Given problem:
Note each line where "name" appears, and copy it.
===
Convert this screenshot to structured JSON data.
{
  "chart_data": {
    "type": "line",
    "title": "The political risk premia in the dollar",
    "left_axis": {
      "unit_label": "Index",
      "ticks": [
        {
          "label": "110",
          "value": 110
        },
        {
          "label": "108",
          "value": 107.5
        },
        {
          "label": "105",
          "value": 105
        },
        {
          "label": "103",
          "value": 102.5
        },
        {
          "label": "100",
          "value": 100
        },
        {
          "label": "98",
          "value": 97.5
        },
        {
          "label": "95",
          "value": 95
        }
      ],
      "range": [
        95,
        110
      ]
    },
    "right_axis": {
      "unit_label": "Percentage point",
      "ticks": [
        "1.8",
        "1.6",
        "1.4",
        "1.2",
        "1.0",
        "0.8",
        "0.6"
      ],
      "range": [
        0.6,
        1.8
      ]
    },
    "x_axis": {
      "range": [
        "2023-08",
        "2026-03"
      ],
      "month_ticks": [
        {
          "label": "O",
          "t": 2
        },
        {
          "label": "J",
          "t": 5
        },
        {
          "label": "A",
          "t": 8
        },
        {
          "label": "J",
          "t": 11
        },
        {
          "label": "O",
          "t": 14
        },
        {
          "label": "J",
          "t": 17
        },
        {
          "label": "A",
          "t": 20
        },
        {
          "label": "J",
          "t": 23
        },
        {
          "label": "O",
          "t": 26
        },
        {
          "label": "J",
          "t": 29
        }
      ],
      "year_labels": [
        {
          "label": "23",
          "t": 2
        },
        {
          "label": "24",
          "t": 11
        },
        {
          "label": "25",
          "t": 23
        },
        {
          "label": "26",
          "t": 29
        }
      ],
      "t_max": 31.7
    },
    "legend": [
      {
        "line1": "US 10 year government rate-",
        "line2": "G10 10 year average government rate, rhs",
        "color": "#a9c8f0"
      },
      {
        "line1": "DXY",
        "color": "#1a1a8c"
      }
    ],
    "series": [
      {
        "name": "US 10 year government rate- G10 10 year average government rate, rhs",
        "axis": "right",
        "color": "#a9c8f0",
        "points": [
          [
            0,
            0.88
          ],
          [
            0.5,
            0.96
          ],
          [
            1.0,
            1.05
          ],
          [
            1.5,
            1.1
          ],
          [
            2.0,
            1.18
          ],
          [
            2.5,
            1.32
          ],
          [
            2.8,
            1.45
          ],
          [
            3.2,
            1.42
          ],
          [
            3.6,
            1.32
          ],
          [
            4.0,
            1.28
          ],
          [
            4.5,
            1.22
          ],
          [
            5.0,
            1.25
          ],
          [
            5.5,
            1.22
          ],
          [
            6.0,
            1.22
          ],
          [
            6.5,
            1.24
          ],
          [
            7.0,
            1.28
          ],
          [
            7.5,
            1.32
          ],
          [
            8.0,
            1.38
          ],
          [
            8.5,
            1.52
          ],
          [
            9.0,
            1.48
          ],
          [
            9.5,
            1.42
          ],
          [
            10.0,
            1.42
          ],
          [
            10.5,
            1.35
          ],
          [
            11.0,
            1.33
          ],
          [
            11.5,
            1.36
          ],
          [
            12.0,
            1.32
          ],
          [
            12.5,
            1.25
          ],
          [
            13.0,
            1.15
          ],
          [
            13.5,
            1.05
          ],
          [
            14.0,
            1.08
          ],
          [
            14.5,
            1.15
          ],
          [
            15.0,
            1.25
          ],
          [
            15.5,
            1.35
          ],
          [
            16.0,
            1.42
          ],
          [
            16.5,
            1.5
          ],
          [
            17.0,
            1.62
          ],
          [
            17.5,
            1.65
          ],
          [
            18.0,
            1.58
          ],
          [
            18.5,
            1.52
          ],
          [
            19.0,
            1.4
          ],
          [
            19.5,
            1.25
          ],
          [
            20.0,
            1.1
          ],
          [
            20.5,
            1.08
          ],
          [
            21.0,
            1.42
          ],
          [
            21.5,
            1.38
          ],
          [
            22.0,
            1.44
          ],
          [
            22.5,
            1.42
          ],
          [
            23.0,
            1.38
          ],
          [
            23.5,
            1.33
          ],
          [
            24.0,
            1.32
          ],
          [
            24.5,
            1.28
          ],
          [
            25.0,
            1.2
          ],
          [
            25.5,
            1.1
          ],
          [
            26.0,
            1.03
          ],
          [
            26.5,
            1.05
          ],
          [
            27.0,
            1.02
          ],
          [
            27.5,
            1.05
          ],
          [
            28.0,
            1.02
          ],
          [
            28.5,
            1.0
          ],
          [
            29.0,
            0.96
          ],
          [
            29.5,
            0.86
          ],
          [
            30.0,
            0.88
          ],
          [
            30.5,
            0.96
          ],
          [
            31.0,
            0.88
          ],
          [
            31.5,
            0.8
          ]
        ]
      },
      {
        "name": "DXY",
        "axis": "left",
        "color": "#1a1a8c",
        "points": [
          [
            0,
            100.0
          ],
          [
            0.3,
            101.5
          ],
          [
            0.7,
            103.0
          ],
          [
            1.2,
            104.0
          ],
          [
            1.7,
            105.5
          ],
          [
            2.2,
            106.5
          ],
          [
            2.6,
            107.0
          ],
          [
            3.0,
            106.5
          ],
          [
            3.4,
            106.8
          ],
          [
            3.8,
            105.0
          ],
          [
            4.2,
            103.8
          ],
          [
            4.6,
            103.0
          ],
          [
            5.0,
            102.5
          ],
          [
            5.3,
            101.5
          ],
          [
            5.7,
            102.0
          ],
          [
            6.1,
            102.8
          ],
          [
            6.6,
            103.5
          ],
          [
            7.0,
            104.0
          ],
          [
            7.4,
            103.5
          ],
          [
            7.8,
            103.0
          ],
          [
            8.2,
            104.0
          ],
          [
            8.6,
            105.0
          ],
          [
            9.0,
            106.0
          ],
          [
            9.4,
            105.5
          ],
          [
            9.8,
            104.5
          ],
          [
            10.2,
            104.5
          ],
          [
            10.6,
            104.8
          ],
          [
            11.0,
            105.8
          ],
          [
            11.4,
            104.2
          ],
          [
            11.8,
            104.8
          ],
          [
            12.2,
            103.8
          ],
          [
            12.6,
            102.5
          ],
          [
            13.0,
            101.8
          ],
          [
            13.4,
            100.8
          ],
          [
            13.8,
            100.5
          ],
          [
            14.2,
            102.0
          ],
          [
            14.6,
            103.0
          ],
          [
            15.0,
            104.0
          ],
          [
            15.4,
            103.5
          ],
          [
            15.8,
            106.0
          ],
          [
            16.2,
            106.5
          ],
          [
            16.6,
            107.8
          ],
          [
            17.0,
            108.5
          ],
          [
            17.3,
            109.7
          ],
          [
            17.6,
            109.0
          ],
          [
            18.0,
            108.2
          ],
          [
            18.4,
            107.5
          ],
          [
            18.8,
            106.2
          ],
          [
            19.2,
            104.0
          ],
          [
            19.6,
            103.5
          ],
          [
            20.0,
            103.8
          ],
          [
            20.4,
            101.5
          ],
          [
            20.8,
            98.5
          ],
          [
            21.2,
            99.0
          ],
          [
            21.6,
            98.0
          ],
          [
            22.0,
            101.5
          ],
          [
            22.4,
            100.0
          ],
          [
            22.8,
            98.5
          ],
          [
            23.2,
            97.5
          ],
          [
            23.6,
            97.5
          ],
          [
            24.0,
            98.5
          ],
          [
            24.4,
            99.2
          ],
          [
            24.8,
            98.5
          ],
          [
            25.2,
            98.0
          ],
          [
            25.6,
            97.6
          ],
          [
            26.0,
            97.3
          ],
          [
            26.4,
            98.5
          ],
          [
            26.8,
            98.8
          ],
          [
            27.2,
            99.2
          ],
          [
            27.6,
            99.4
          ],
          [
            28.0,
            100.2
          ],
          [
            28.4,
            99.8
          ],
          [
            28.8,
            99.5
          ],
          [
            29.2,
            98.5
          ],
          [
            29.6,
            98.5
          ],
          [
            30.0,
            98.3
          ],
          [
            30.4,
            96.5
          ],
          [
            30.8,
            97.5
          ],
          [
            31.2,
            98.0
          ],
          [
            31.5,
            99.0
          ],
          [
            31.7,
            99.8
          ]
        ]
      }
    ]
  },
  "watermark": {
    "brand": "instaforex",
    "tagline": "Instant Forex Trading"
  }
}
===
Finished task:
        "name": "US 10 year government rate- G10 10 year average government rate, rhs",
        "name": "DXY",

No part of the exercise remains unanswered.